Data tied to figure images
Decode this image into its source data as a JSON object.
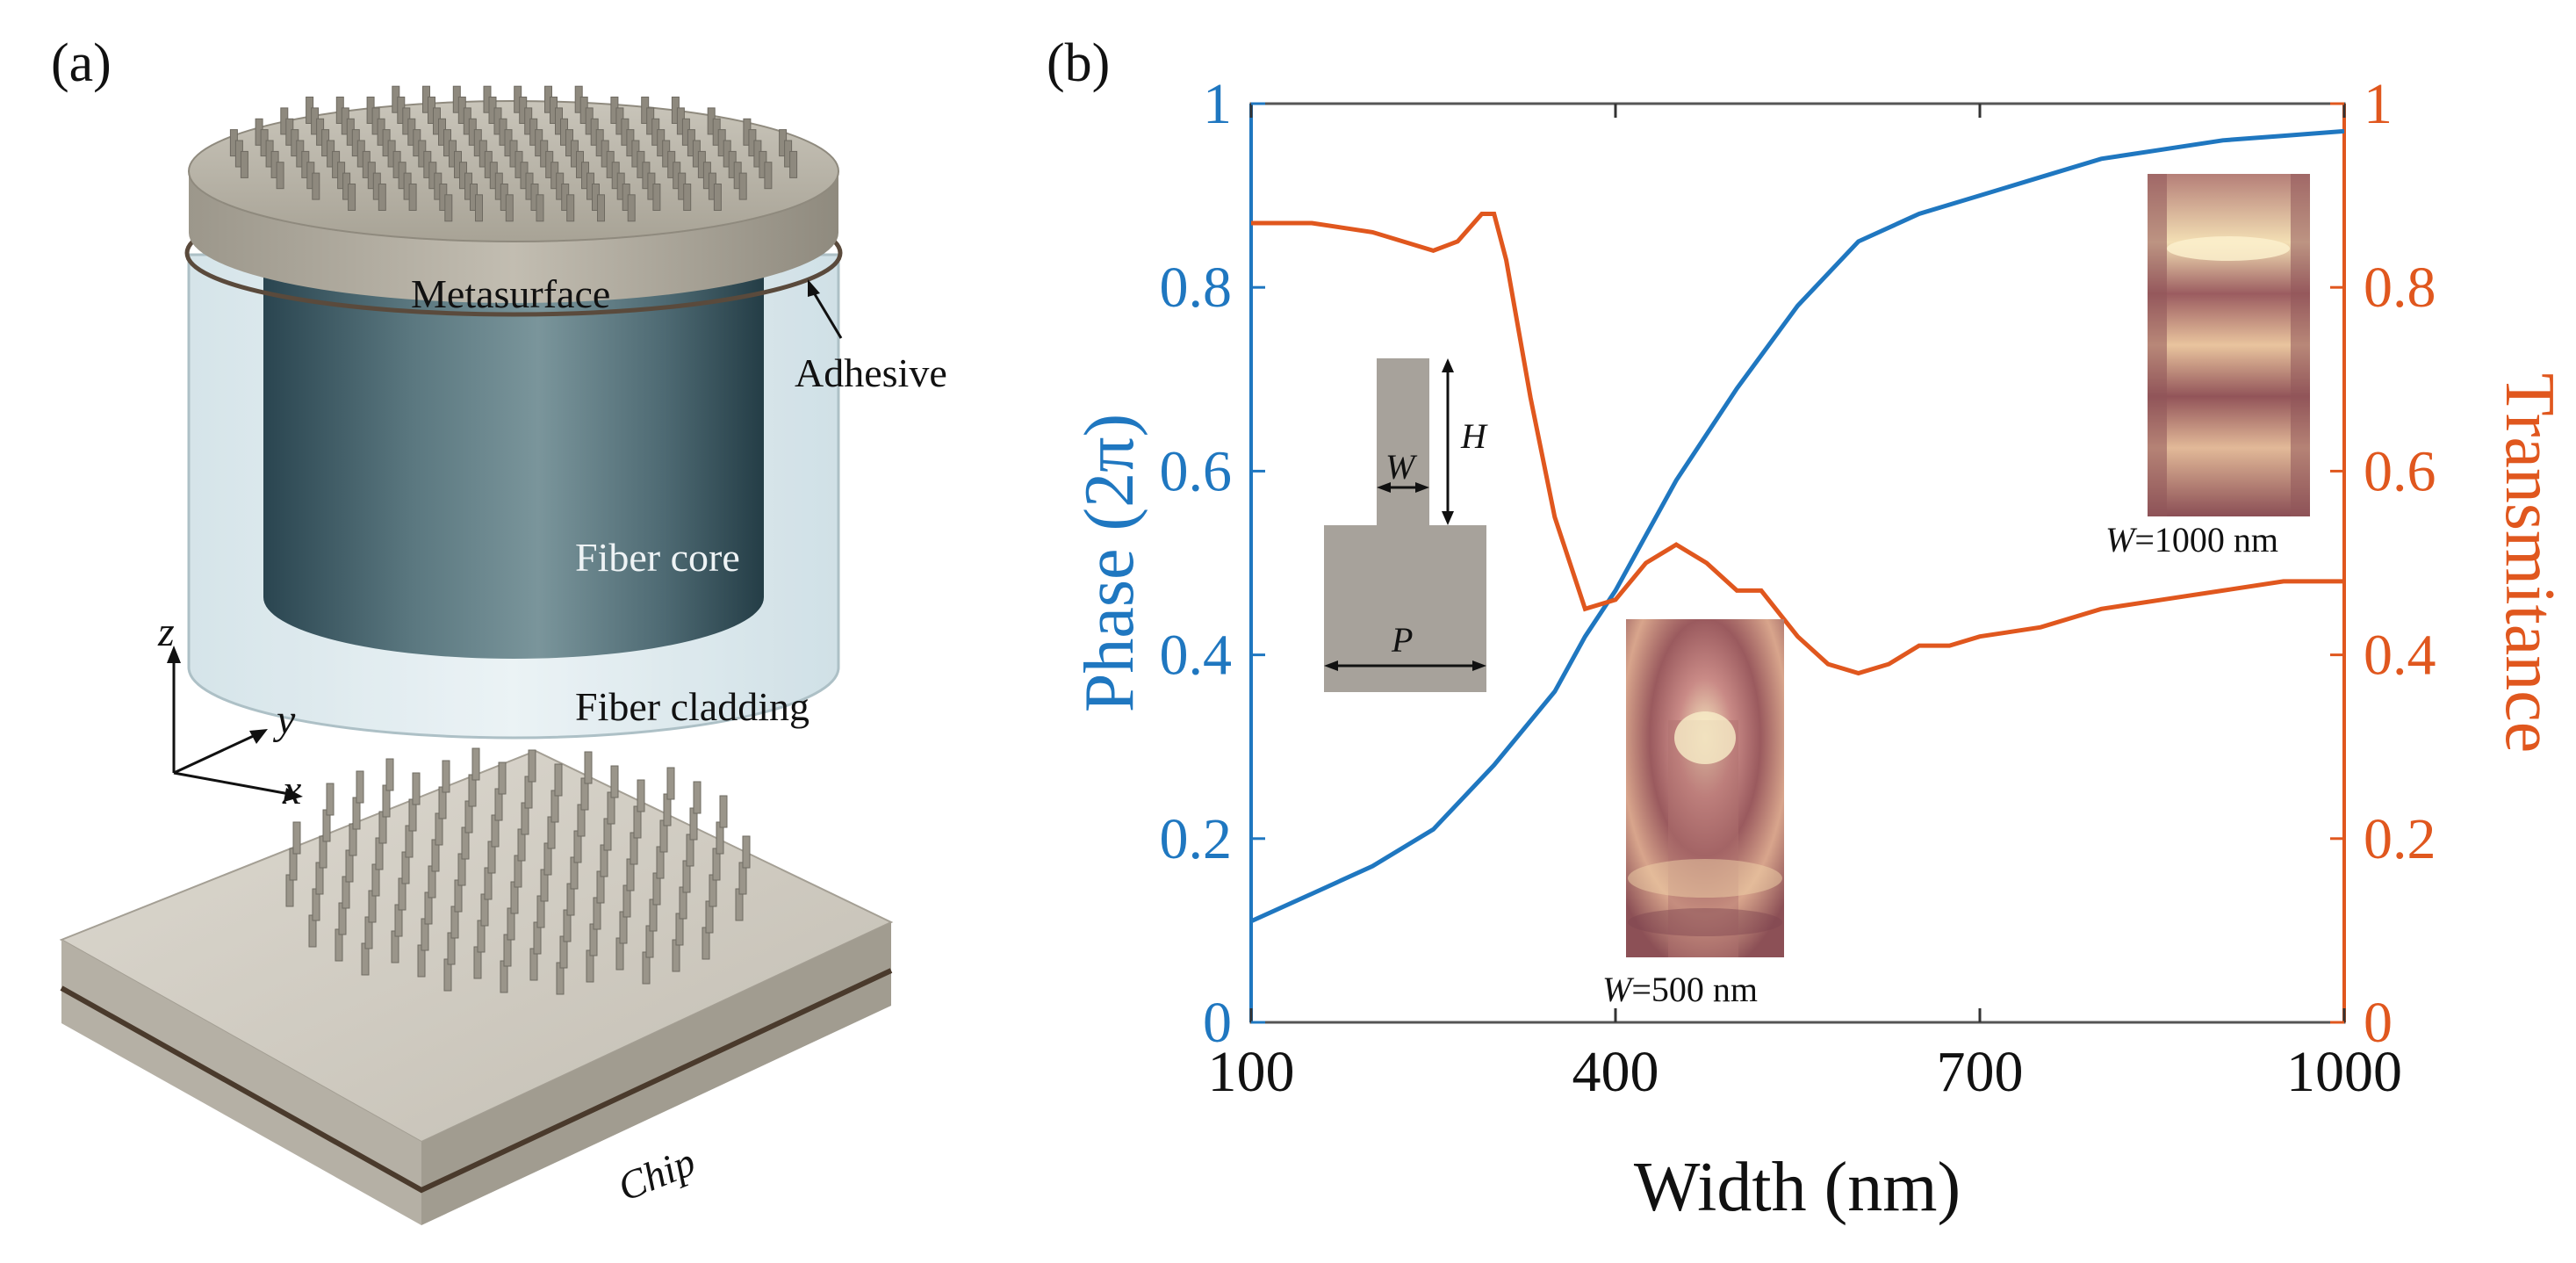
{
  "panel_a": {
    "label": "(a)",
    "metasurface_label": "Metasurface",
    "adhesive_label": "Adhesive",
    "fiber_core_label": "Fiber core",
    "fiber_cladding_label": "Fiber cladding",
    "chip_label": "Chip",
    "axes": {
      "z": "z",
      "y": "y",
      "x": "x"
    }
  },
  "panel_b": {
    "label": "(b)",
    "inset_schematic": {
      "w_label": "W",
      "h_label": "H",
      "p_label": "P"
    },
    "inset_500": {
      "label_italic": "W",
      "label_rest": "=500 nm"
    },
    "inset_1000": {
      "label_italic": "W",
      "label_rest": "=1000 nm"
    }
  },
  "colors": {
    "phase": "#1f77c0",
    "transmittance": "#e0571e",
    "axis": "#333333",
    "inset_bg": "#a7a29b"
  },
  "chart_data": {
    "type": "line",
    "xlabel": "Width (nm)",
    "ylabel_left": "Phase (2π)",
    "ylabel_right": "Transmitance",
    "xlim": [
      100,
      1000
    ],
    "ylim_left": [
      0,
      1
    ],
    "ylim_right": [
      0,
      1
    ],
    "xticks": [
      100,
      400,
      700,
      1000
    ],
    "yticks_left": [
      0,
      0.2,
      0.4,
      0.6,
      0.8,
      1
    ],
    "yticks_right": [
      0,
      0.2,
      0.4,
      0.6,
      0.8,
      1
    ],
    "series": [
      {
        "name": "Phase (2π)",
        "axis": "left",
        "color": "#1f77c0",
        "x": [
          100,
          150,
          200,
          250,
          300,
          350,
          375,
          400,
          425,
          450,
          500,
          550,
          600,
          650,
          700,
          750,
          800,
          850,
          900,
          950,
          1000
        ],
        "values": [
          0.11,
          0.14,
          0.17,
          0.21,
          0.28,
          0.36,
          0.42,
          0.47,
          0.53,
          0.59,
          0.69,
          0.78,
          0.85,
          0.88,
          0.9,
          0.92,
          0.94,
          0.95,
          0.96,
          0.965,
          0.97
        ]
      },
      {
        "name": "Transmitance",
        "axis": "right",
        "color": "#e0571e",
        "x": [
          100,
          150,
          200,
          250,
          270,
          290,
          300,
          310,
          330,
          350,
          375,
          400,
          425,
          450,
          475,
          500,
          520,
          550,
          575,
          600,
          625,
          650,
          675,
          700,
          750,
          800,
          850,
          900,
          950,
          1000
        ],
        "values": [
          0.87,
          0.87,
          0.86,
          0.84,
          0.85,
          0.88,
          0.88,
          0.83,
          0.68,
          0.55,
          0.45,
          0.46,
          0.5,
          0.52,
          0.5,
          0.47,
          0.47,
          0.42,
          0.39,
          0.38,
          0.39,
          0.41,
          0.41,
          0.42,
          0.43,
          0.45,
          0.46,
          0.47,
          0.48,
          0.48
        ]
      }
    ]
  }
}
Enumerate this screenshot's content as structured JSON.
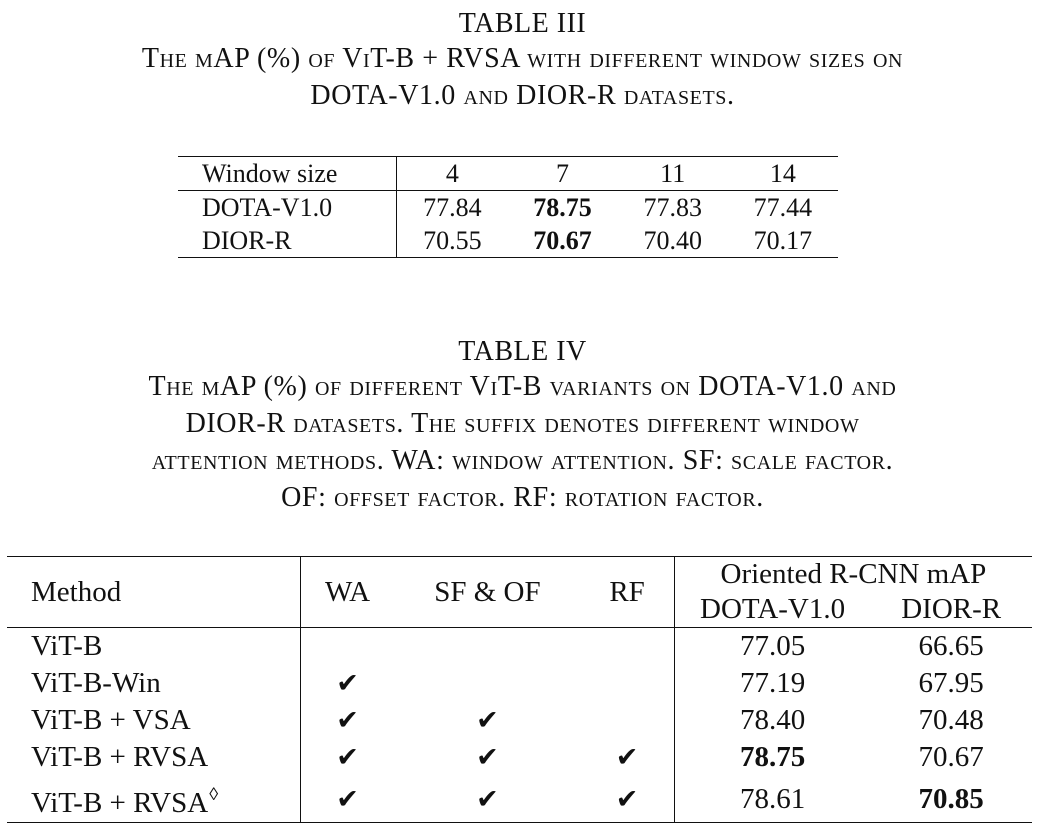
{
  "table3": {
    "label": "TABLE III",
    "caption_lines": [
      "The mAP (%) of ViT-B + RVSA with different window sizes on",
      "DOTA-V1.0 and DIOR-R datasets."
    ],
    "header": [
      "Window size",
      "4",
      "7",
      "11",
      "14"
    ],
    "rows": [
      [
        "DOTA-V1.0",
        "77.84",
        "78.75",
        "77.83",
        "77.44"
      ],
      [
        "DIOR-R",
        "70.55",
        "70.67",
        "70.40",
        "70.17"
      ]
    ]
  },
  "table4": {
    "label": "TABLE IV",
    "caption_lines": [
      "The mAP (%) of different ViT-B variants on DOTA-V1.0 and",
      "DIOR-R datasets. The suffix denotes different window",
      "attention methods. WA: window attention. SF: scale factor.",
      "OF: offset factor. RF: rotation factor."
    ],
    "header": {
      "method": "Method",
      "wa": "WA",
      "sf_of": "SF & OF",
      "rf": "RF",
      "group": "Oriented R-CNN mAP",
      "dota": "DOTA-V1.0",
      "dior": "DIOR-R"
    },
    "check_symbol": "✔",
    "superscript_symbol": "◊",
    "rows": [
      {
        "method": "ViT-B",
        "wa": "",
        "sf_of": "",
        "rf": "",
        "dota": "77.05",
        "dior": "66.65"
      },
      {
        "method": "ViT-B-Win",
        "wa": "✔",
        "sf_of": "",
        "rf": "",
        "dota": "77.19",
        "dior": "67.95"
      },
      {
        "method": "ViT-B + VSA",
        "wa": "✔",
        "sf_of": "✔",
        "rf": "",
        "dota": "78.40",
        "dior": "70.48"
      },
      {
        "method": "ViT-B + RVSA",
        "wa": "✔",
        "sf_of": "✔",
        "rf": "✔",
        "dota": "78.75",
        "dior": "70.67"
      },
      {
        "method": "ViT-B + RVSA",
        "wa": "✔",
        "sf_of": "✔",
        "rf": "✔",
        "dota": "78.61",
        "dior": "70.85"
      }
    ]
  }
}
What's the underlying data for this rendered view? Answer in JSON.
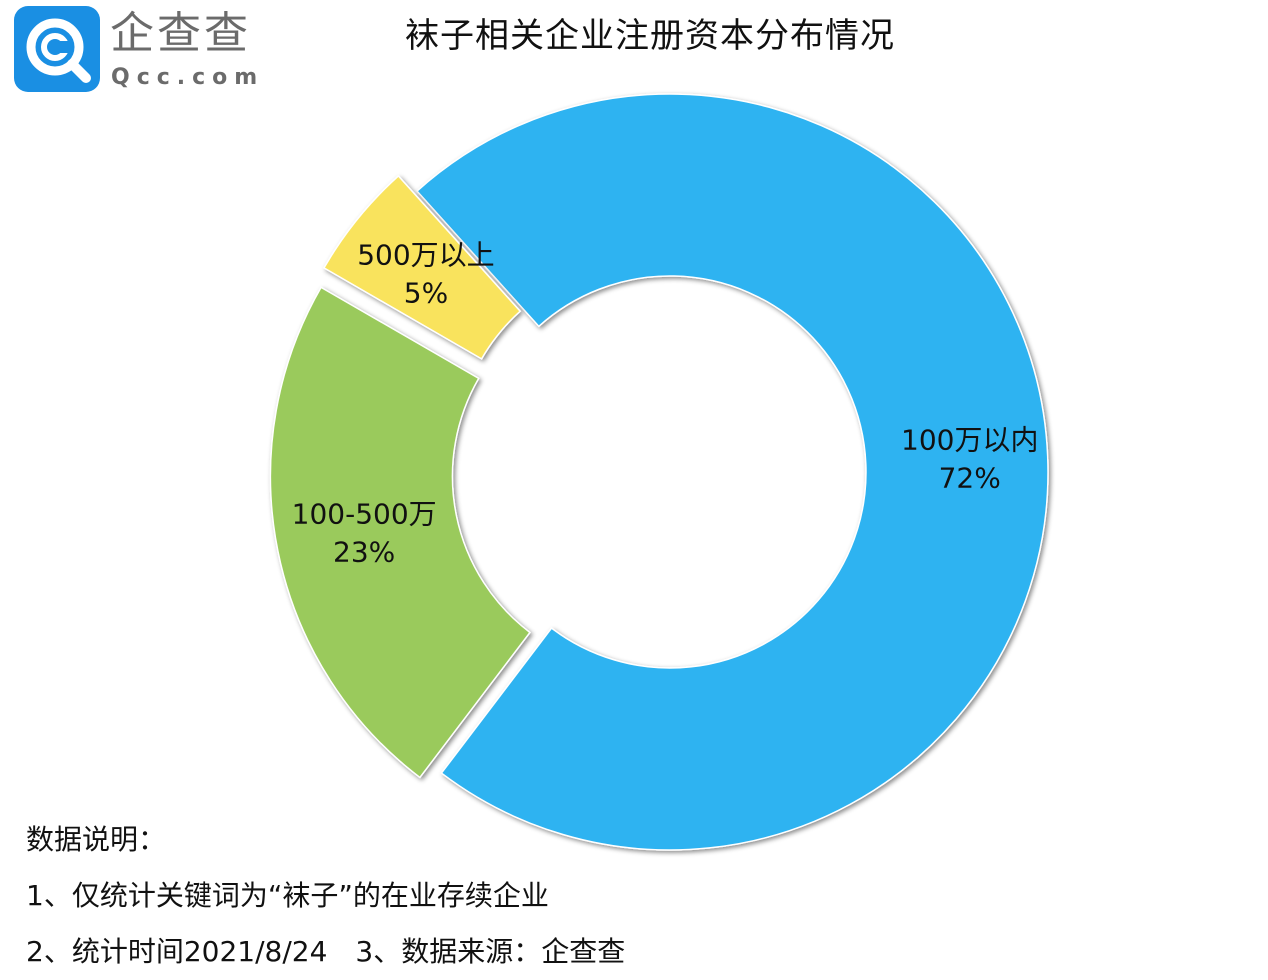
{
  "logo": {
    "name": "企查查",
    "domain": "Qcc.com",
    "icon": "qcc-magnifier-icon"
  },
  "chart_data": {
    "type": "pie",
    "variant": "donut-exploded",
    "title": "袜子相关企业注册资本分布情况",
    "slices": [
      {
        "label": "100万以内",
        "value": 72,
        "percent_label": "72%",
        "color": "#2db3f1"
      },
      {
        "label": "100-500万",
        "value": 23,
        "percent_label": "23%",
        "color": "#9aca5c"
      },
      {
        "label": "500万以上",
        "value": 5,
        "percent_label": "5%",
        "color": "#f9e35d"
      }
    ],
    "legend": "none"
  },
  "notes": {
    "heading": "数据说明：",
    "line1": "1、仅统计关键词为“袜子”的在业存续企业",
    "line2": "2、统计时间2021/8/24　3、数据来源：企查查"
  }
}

Given exercise
Every entry must be transcribed exactly. Pictures do not belong in the copy.

Answer for the task
Decode this image into its source data as a JSON object.
{
  "panel_a": {
    "label": "(a)",
    "metasurface_label": "Metasurface",
    "adhesive_label": "Adhesive",
    "fiber_core_label": "Fiber core",
    "fiber_cladding_label": "Fiber cladding",
    "chip_label": "Chip",
    "axes": {
      "z": "z",
      "y": "y",
      "x": "x"
    }
  },
  "panel_b": {
    "label": "(b)",
    "inset_schematic": {
      "w_label": "W",
      "h_label": "H",
      "p_label": "P"
    },
    "inset_500": {
      "label_italic": "W",
      "label_rest": "=500 nm"
    },
    "inset_1000": {
      "label_italic": "W",
      "label_rest": "=1000 nm"
    }
  },
  "colors": {
    "phase": "#1f77c0",
    "transmittance": "#e0571e",
    "axis": "#333333",
    "inset_bg": "#a7a29b"
  },
  "chart_data": {
    "type": "line",
    "xlabel": "Width (nm)",
    "ylabel_left": "Phase (2π)",
    "ylabel_right": "Transmitance",
    "xlim": [
      100,
      1000
    ],
    "ylim_left": [
      0,
      1
    ],
    "ylim_right": [
      0,
      1
    ],
    "xticks": [
      100,
      400,
      700,
      1000
    ],
    "yticks_left": [
      0,
      0.2,
      0.4,
      0.6,
      0.8,
      1
    ],
    "yticks_right": [
      0,
      0.2,
      0.4,
      0.6,
      0.8,
      1
    ],
    "series": [
      {
        "name": "Phase (2π)",
        "axis": "left",
        "color": "#1f77c0",
        "x": [
          100,
          150,
          200,
          250,
          300,
          350,
          375,
          400,
          425,
          450,
          500,
          550,
          600,
          650,
          700,
          750,
          800,
          850,
          900,
          950,
          1000
        ],
        "values": [
          0.11,
          0.14,
          0.17,
          0.21,
          0.28,
          0.36,
          0.42,
          0.47,
          0.53,
          0.59,
          0.69,
          0.78,
          0.85,
          0.88,
          0.9,
          0.92,
          0.94,
          0.95,
          0.96,
          0.965,
          0.97
        ]
      },
      {
        "name": "Transmitance",
        "axis": "right",
        "color": "#e0571e",
        "x": [
          100,
          150,
          200,
          250,
          270,
          290,
          300,
          310,
          330,
          350,
          375,
          400,
          425,
          450,
          475,
          500,
          520,
          550,
          575,
          600,
          625,
          650,
          675,
          700,
          750,
          800,
          850,
          900,
          950,
          1000
        ],
        "values": [
          0.87,
          0.87,
          0.86,
          0.84,
          0.85,
          0.88,
          0.88,
          0.83,
          0.68,
          0.55,
          0.45,
          0.46,
          0.5,
          0.52,
          0.5,
          0.47,
          0.47,
          0.42,
          0.39,
          0.38,
          0.39,
          0.41,
          0.41,
          0.42,
          0.43,
          0.45,
          0.46,
          0.47,
          0.48,
          0.48
        ]
      }
    ]
  }
}
Enumerate this screenshot's content as structured JSON.
{
  "table3": {
    "label": "TABLE III",
    "caption_lines": [
      "The mAP (%) of ViT-B + RVSA with different window sizes on",
      "DOTA-V1.0 and DIOR-R datasets."
    ],
    "header": [
      "Window size",
      "4",
      "7",
      "11",
      "14"
    ],
    "rows": [
      [
        "DOTA-V1.0",
        "77.84",
        "78.75",
        "77.83",
        "77.44"
      ],
      [
        "DIOR-R",
        "70.55",
        "70.67",
        "70.40",
        "70.17"
      ]
    ]
  },
  "table4": {
    "label": "TABLE IV",
    "caption_lines": [
      "The mAP (%) of different ViT-B variants on DOTA-V1.0 and",
      "DIOR-R datasets. The suffix denotes different window",
      "attention methods. WA: window attention. SF: scale factor.",
      "OF: offset factor. RF: rotation factor."
    ],
    "header": {
      "method": "Method",
      "wa": "WA",
      "sf_of": "SF & OF",
      "rf": "RF",
      "group": "Oriented R-CNN mAP",
      "dota": "DOTA-V1.0",
      "dior": "DIOR-R"
    },
    "check_symbol": "✔",
    "superscript_symbol": "◊",
    "rows": [
      {
        "method": "ViT-B",
        "wa": "",
        "sf_of": "",
        "rf": "",
        "dota": "77.05",
        "dior": "66.65"
      },
      {
        "method": "ViT-B-Win",
        "wa": "✔",
        "sf_of": "",
        "rf": "",
        "dota": "77.19",
        "dior": "67.95"
      },
      {
        "method": "ViT-B + VSA",
        "wa": "✔",
        "sf_of": "✔",
        "rf": "",
        "dota": "78.40",
        "dior": "70.48"
      },
      {
        "method": "ViT-B + RVSA",
        "wa": "✔",
        "sf_of": "✔",
        "rf": "✔",
        "dota": "78.75",
        "dior": "70.67"
      },
      {
        "method": "ViT-B + RVSA",
        "wa": "✔",
        "sf_of": "✔",
        "rf": "✔",
        "dota": "78.61",
        "dior": "70.85"
      }
    ]
  }
}
What's the underlying data for this rendered view? Answer in JSON.
{
  "logo": {
    "name": "企查查",
    "domain": "Qcc.com",
    "icon": "qcc-magnifier-icon"
  },
  "chart_data": {
    "type": "pie",
    "variant": "donut-exploded",
    "title": "袜子相关企业注册资本分布情况",
    "slices": [
      {
        "label": "100万以内",
        "value": 72,
        "percent_label": "72%",
        "color": "#2db3f1"
      },
      {
        "label": "100-500万",
        "value": 23,
        "percent_label": "23%",
        "color": "#9aca5c"
      },
      {
        "label": "500万以上",
        "value": 5,
        "percent_label": "5%",
        "color": "#f9e35d"
      }
    ],
    "legend": "none"
  },
  "notes": {
    "heading": "数据说明：",
    "line1": "1、仅统计关键词为“袜子”的在业存续企业",
    "line2": "2、统计时间2021/8/24　3、数据来源：企查查"
  }
}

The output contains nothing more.